> TASK PROMPT
Pick out the lines below with "rickettsias" and list them.

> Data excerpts
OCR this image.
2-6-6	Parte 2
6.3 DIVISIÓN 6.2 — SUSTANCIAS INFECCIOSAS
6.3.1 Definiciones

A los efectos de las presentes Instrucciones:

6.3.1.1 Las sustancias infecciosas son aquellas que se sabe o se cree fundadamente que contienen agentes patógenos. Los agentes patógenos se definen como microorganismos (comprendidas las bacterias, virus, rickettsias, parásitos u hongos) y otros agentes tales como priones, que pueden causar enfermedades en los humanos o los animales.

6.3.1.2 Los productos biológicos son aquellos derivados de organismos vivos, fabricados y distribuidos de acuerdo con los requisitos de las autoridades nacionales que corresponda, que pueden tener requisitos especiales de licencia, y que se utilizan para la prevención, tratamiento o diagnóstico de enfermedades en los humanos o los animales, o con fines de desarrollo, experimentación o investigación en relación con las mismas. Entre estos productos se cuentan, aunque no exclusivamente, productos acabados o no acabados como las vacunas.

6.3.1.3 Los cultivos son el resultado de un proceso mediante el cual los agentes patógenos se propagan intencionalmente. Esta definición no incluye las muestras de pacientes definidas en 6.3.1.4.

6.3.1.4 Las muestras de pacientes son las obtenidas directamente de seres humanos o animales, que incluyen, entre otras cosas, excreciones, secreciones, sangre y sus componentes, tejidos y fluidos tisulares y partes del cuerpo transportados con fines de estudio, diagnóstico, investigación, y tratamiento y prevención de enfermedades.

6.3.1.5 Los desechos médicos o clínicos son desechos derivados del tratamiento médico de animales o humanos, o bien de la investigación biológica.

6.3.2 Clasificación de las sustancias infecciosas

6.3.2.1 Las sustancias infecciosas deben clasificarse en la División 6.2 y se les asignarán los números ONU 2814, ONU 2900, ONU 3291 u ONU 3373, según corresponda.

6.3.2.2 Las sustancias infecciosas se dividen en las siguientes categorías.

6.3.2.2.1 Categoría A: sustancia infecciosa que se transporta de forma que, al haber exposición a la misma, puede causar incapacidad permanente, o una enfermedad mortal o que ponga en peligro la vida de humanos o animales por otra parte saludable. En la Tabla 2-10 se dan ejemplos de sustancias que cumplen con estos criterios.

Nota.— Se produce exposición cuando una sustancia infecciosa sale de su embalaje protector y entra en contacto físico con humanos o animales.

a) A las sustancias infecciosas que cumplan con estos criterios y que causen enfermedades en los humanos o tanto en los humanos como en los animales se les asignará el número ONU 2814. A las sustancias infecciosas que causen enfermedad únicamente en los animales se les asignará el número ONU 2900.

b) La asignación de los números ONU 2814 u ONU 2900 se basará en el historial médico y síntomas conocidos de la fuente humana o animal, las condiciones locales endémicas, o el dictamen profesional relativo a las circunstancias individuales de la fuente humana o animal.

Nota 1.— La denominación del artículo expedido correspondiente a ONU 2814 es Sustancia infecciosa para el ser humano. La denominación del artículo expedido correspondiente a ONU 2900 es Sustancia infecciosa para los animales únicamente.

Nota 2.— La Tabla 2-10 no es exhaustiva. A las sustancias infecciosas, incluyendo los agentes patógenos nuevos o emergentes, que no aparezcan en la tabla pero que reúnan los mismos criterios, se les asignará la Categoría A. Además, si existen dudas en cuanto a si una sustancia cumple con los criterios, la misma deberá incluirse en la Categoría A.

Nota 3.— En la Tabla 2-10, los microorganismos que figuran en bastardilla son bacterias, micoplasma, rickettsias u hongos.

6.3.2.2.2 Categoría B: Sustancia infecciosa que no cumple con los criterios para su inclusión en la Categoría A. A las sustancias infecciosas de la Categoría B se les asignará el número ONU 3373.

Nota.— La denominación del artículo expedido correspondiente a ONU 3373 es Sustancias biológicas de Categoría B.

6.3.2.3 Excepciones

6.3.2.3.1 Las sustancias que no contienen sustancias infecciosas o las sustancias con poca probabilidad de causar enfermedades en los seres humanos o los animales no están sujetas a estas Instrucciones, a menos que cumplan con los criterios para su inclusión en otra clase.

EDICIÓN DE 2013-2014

> SOLUTION TO THIS PROBLEM
6.3.1.1 Las sustancias infecciosas son aquellas que se sabe o se cree fundadamente que contienen agentes patógenos. Los agentes patógenos se definen como microorganismos (comprendidas las bacterias, virus, rickettsias, parásitos u hongos) y otros agentes tales como priones, que pueden causar enfermedades en los humanos o los animales.
Nota 3.— En la Tabla 2-10, los microorganismos que figuran en bastardilla son bacterias, micoplasma, rickettsias u hongos.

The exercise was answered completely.